Problem to solve -
How many lines in this data contain the string "JSON"? Reply with the number only.

(Dataset items)
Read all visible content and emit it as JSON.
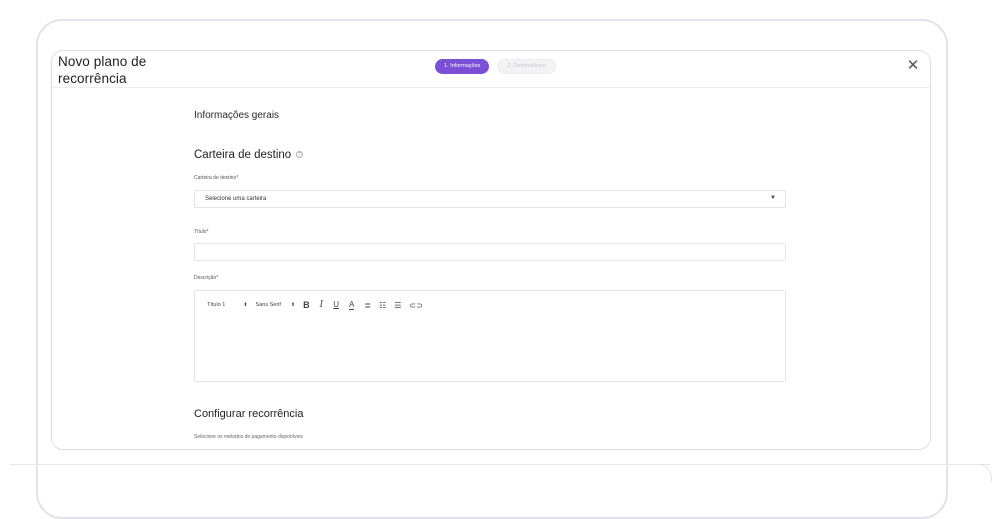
{
  "modal": {
    "title": "Novo plano de recorrência",
    "close_icon": "close-icon"
  },
  "stepper": {
    "steps": [
      {
        "label": "1. Informações",
        "state": "active"
      },
      {
        "label": "2. Destinatários",
        "state": "inactive"
      }
    ]
  },
  "general": {
    "heading": "Informações gerais"
  },
  "wallet": {
    "heading": "Carteira de destino",
    "field_label": "Carteira de destino*",
    "select_value": "Selecione uma carteira",
    "caret": "▼"
  },
  "title_field": {
    "label": "Título*",
    "value": ""
  },
  "description_field": {
    "label": "Descrição*",
    "toolbar": {
      "heading_select": "Título 1",
      "font_select": "Sans Serif"
    }
  },
  "recurrence": {
    "heading": "Configurar recorrência",
    "helper": "Selecione os métodos de pagamento disponíveis"
  },
  "colors": {
    "accent": "#7b4fd6",
    "border": "#e4e4ea"
  }
}
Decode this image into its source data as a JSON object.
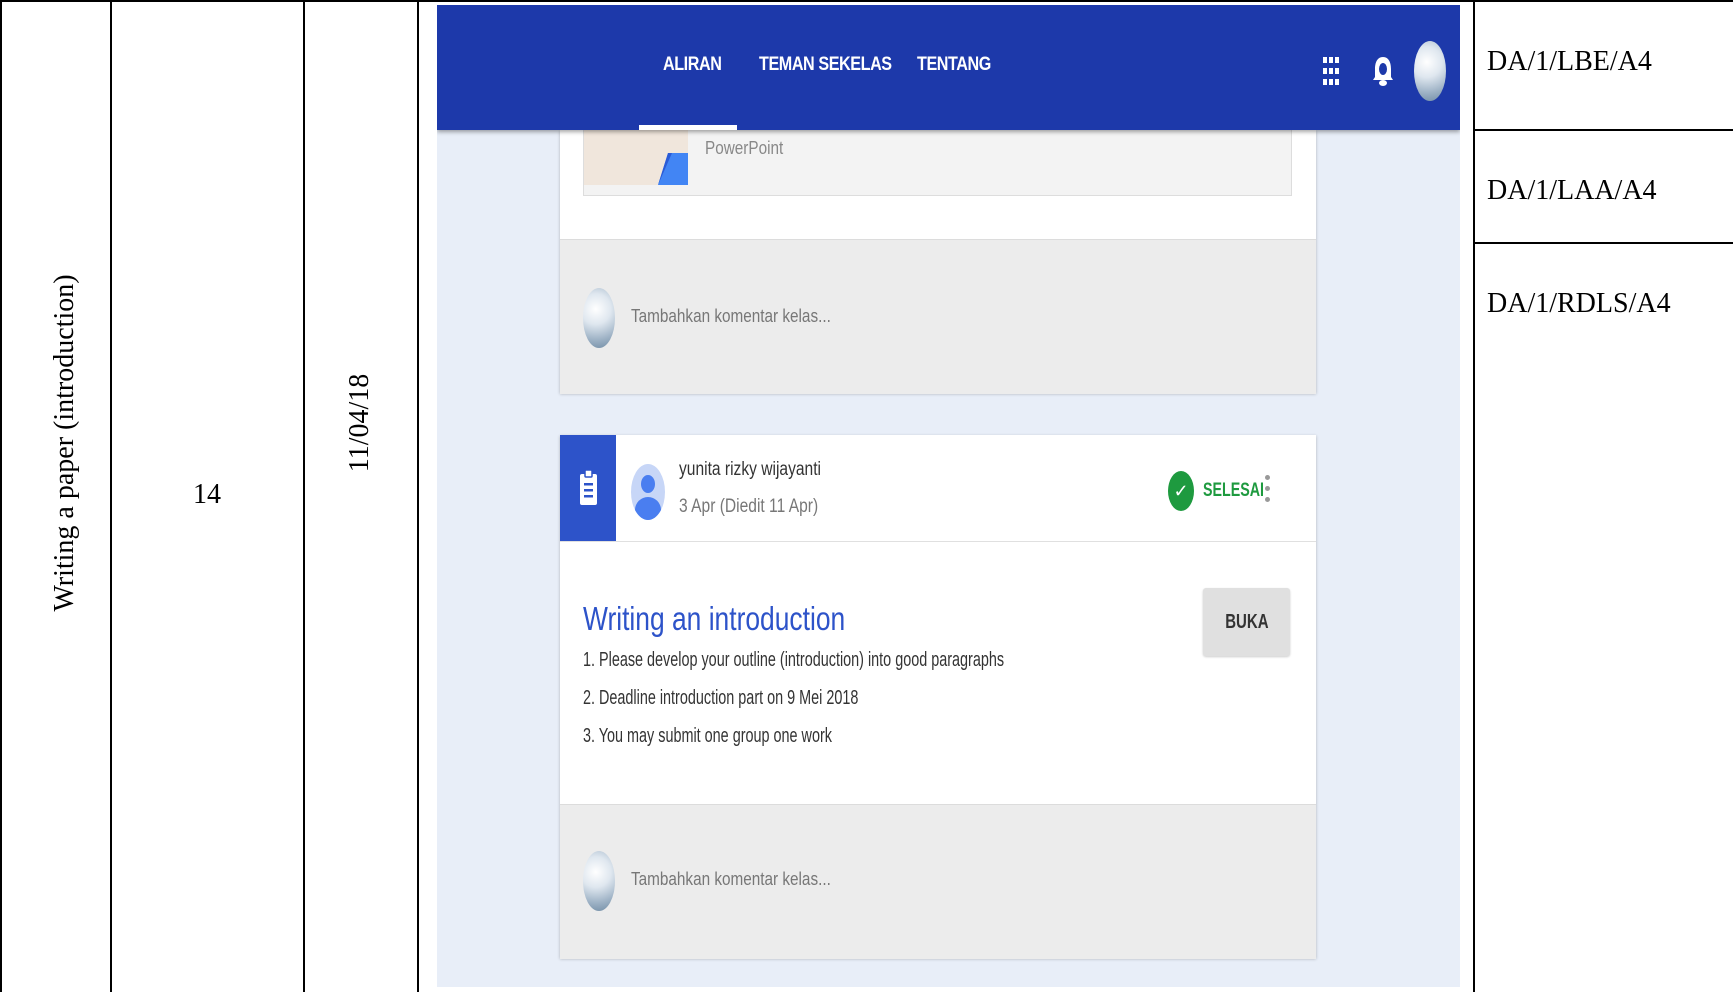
{
  "table": {
    "topic": "Writing a paper (introduction)",
    "meeting": "14",
    "date": "11/04/18",
    "codes": [
      "DA/1/LBE/A4",
      "DA/1/LAA/A4",
      "DA/1/RDLS/A4"
    ]
  },
  "classroom": {
    "tabs": [
      "ALIRAN",
      "TEMAN SEKELAS",
      "TENTANG"
    ],
    "active_tab": "ALIRAN",
    "header_icons": [
      "apps-grid-icon",
      "notifications-bell-icon",
      "profile-avatar"
    ],
    "attachment_type": "PowerPoint",
    "comment_placeholder": "Tambahkan komentar kelas...",
    "post": {
      "author": "yunita rizky wijayanti",
      "date": "3 Apr (Diedit 11 Apr)",
      "status": "SELESAI",
      "title": "Writing an introduction",
      "lines": [
        "1. Please develop your outline (introduction) into good paragraphs",
        "2. Deadline introduction part on 9 Mei 2018",
        "3. You may submit one group one work"
      ],
      "open_button": "BUKA"
    },
    "colors": {
      "header": "#1d39aa",
      "accent": "#2d53c9",
      "status": "#1e9a3f",
      "background": "#e8eef8"
    }
  }
}
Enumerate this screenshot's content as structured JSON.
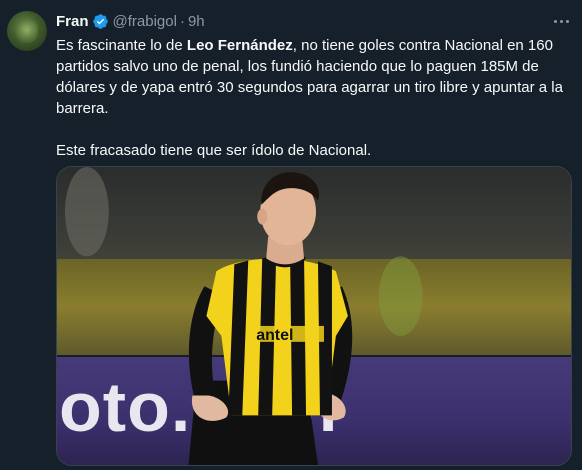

Final answer -
3